[START OF Exercise materials]

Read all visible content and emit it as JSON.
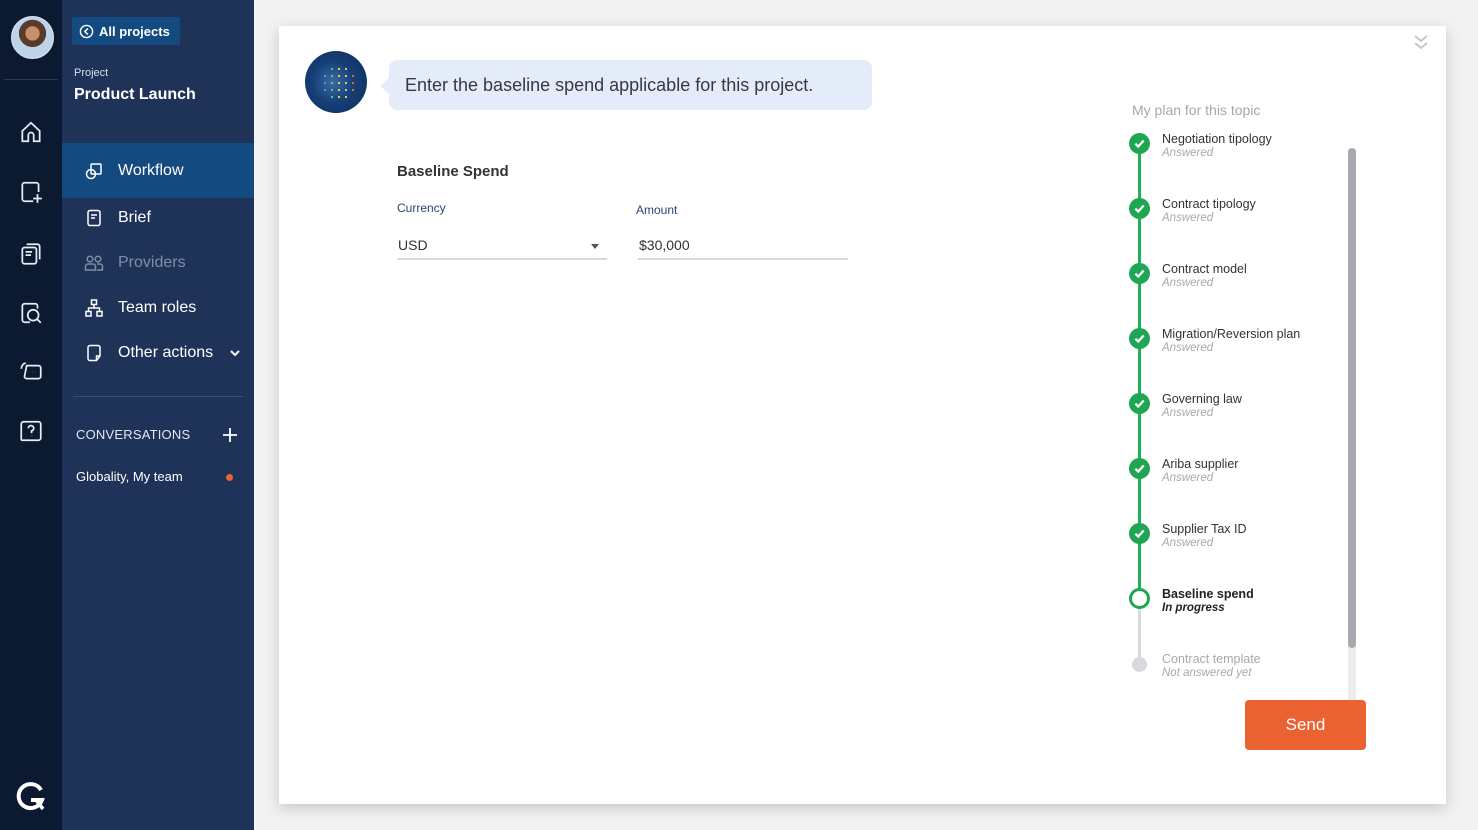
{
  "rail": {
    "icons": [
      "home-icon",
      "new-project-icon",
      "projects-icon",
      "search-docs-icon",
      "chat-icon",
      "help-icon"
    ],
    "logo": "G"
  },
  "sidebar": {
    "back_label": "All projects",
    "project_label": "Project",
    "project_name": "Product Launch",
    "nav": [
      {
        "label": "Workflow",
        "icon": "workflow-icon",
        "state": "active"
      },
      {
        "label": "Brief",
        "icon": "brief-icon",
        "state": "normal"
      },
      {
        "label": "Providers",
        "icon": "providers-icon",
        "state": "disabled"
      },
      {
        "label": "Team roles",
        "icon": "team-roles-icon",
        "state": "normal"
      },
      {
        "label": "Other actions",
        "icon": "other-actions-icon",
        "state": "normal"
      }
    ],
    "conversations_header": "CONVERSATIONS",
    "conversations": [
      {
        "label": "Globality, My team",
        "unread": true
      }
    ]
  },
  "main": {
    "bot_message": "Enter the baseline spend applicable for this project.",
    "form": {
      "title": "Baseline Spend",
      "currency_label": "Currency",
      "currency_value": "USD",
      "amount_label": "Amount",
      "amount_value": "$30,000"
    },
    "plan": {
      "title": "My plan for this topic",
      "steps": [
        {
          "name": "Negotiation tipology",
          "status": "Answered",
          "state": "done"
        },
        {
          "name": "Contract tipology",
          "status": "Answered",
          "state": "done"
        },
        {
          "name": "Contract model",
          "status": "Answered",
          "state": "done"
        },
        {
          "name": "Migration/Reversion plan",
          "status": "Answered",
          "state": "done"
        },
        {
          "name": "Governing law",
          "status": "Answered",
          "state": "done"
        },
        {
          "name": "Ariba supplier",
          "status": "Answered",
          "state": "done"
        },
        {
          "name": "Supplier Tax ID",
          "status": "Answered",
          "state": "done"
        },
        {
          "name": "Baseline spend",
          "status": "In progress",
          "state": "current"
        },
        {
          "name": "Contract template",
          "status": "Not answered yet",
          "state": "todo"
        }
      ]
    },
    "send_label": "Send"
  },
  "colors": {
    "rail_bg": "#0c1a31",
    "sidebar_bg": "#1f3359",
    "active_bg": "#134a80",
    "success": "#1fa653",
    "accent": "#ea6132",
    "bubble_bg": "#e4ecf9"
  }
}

[END OF Exercise materials]

▶ **Objective**
The lines to collect are those holding the string "tipology"; copy them all.

▶ **Output for this exercise**
          "name": "Negotiation tipology",
          "name": "Contract tipology",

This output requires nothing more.